**Task requirements:** Return each line of the material verbatim.

(Records about charts and figures)
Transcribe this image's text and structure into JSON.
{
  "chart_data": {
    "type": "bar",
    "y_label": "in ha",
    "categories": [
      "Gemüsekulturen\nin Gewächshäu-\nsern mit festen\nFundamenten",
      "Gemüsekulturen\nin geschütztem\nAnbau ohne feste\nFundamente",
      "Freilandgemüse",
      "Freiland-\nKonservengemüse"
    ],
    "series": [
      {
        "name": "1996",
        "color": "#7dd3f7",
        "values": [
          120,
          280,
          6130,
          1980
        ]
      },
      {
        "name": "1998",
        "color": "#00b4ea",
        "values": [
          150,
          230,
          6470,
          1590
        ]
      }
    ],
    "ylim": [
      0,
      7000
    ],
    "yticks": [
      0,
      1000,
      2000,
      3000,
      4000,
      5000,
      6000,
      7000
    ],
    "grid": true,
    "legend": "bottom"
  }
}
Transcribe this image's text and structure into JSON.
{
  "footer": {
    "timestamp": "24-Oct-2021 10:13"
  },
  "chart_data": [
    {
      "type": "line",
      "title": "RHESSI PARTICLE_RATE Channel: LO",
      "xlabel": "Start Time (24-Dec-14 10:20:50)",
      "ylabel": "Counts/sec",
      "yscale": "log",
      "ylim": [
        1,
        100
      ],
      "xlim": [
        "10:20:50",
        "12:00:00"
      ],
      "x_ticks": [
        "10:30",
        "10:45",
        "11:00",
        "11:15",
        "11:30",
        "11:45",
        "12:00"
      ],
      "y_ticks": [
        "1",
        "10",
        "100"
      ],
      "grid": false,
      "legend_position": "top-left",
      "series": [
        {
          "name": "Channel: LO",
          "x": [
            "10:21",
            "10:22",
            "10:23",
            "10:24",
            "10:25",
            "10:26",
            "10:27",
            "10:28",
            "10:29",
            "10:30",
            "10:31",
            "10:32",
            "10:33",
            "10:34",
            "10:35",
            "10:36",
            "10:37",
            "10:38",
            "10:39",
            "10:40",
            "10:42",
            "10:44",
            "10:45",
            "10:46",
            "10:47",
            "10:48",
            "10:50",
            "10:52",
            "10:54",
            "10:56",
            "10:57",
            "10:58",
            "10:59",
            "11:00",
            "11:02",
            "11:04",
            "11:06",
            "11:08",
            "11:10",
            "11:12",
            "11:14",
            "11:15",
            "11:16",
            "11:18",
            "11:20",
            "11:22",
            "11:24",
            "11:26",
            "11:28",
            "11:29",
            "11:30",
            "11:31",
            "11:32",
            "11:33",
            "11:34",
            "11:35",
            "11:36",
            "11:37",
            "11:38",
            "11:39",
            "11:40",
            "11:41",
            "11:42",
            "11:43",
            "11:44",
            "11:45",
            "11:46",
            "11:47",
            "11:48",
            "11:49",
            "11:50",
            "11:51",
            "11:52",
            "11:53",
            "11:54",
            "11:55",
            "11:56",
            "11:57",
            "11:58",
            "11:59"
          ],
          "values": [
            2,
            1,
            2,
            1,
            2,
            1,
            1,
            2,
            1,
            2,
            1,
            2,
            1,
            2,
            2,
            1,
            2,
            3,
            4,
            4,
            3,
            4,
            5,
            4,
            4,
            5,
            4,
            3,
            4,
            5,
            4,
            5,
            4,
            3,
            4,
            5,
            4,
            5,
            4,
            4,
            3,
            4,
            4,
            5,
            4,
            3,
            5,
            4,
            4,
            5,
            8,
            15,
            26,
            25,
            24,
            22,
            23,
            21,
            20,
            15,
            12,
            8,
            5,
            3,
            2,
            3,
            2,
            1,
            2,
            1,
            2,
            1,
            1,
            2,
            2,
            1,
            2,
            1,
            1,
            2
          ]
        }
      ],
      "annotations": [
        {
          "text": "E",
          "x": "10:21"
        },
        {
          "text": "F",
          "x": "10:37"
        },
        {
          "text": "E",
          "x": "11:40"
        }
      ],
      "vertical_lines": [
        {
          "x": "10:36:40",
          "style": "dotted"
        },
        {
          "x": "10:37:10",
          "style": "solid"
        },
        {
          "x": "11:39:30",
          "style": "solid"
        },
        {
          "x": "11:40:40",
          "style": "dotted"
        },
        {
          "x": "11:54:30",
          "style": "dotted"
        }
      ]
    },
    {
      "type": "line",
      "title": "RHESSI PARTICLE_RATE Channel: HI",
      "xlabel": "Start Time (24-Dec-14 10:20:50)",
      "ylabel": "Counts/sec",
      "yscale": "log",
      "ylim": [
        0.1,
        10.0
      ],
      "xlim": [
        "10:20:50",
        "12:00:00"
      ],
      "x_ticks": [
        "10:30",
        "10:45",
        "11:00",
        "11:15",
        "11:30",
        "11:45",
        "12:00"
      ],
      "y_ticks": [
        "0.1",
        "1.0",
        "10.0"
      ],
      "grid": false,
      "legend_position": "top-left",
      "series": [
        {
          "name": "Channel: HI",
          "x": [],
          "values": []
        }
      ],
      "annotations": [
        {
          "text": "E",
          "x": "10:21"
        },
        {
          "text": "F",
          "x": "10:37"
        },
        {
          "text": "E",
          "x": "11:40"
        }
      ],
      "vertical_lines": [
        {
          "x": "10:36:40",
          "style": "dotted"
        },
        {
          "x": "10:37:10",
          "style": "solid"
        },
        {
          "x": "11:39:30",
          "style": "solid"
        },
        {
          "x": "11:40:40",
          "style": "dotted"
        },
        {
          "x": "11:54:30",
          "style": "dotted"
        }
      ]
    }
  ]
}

**Answer below:**
Transcribe this image's text and structure into JSON.
{
  "chart_data": {
    "type": "bar",
    "y_label": "in ha",
    "categories": [
      "Gemüsekulturen\nin Gewächshäu-\nsern mit festen\nFundamenten",
      "Gemüsekulturen\nin geschütztem\nAnbau ohne feste\nFundamente",
      "Freilandgemüse",
      "Freiland-\nKonservengemüse"
    ],
    "series": [
      {
        "name": "1996",
        "color": "#7dd3f7",
        "values": [
          120,
          280,
          6130,
          1980
        ]
      },
      {
        "name": "1998",
        "color": "#00b4ea",
        "values": [
          150,
          230,
          6470,
          1590
        ]
      }
    ],
    "ylim": [
      0,
      7000
    ],
    "yticks": [
      0,
      1000,
      2000,
      3000,
      4000,
      5000,
      6000,
      7000
    ],
    "grid": true,
    "legend": "bottom"
  }
}
Transcribe this image's text and structure into JSON.
{
  "footer": {
    "timestamp": "24-Oct-2021 10:13"
  },
  "chart_data": [
    {
      "type": "line",
      "title": "RHESSI PARTICLE_RATE Channel: LO",
      "xlabel": "Start Time (24-Dec-14 10:20:50)",
      "ylabel": "Counts/sec",
      "yscale": "log",
      "ylim": [
        1,
        100
      ],
      "xlim": [
        "10:20:50",
        "12:00:00"
      ],
      "x_ticks": [
        "10:30",
        "10:45",
        "11:00",
        "11:15",
        "11:30",
        "11:45",
        "12:00"
      ],
      "y_ticks": [
        "1",
        "10",
        "100"
      ],
      "grid": false,
      "legend_position": "top-left",
      "series": [
        {
          "name": "Channel: LO",
          "x": [
            "10:21",
            "10:22",
            "10:23",
            "10:24",
            "10:25",
            "10:26",
            "10:27",
            "10:28",
            "10:29",
            "10:30",
            "10:31",
            "10:32",
            "10:33",
            "10:34",
            "10:35",
            "10:36",
            "10:37",
            "10:38",
            "10:39",
            "10:40",
            "10:42",
            "10:44",
            "10:45",
            "10:46",
            "10:47",
            "10:48",
            "10:50",
            "10:52",
            "10:54",
            "10:56",
            "10:57",
            "10:58",
            "10:59",
            "11:00",
            "11:02",
            "11:04",
            "11:06",
            "11:08",
            "11:10",
            "11:12",
            "11:14",
            "11:15",
            "11:16",
            "11:18",
            "11:20",
            "11:22",
            "11:24",
            "11:26",
            "11:28",
            "11:29",
            "11:30",
            "11:31",
            "11:32",
            "11:33",
            "11:34",
            "11:35",
            "11:36",
            "11:37",
            "11:38",
            "11:39",
            "11:40",
            "11:41",
            "11:42",
            "11:43",
            "11:44",
            "11:45",
            "11:46",
            "11:47",
            "11:48",
            "11:49",
            "11:50",
            "11:51",
            "11:52",
            "11:53",
            "11:54",
            "11:55",
            "11:56",
            "11:57",
            "11:58",
            "11:59"
          ],
          "values": [
            2,
            1,
            2,
            1,
            2,
            1,
            1,
            2,
            1,
            2,
            1,
            2,
            1,
            2,
            2,
            1,
            2,
            3,
            4,
            4,
            3,
            4,
            5,
            4,
            4,
            5,
            4,
            3,
            4,
            5,
            4,
            5,
            4,
            3,
            4,
            5,
            4,
            5,
            4,
            4,
            3,
            4,
            4,
            5,
            4,
            3,
            5,
            4,
            4,
            5,
            8,
            15,
            26,
            25,
            24,
            22,
            23,
            21,
            20,
            15,
            12,
            8,
            5,
            3,
            2,
            3,
            2,
            1,
            2,
            1,
            2,
            1,
            1,
            2,
            2,
            1,
            2,
            1,
            1,
            2
          ]
        }
      ],
      "annotations": [
        {
          "text": "E",
          "x": "10:21"
        },
        {
          "text": "F",
          "x": "10:37"
        },
        {
          "text": "E",
          "x": "11:40"
        }
      ],
      "vertical_lines": [
        {
          "x": "10:36:40",
          "style": "dotted"
        },
        {
          "x": "10:37:10",
          "style": "solid"
        },
        {
          "x": "11:39:30",
          "style": "solid"
        },
        {
          "x": "11:40:40",
          "style": "dotted"
        },
        {
          "x": "11:54:30",
          "style": "dotted"
        }
      ]
    },
    {
      "type": "line",
      "title": "RHESSI PARTICLE_RATE Channel: HI",
      "xlabel": "Start Time (24-Dec-14 10:20:50)",
      "ylabel": "Counts/sec",
      "yscale": "log",
      "ylim": [
        0.1,
        10.0
      ],
      "xlim": [
        "10:20:50",
        "12:00:00"
      ],
      "x_ticks": [
        "10:30",
        "10:45",
        "11:00",
        "11:15",
        "11:30",
        "11:45",
        "12:00"
      ],
      "y_ticks": [
        "0.1",
        "1.0",
        "10.0"
      ],
      "grid": false,
      "legend_position": "top-left",
      "series": [
        {
          "name": "Channel: HI",
          "x": [],
          "values": []
        }
      ],
      "annotations": [
        {
          "text": "E",
          "x": "10:21"
        },
        {
          "text": "F",
          "x": "10:37"
        },
        {
          "text": "E",
          "x": "11:40"
        }
      ],
      "vertical_lines": [
        {
          "x": "10:36:40",
          "style": "dotted"
        },
        {
          "x": "10:37:10",
          "style": "solid"
        },
        {
          "x": "11:39:30",
          "style": "solid"
        },
        {
          "x": "11:40:40",
          "style": "dotted"
        },
        {
          "x": "11:54:30",
          "style": "dotted"
        }
      ]
    }
  ]
}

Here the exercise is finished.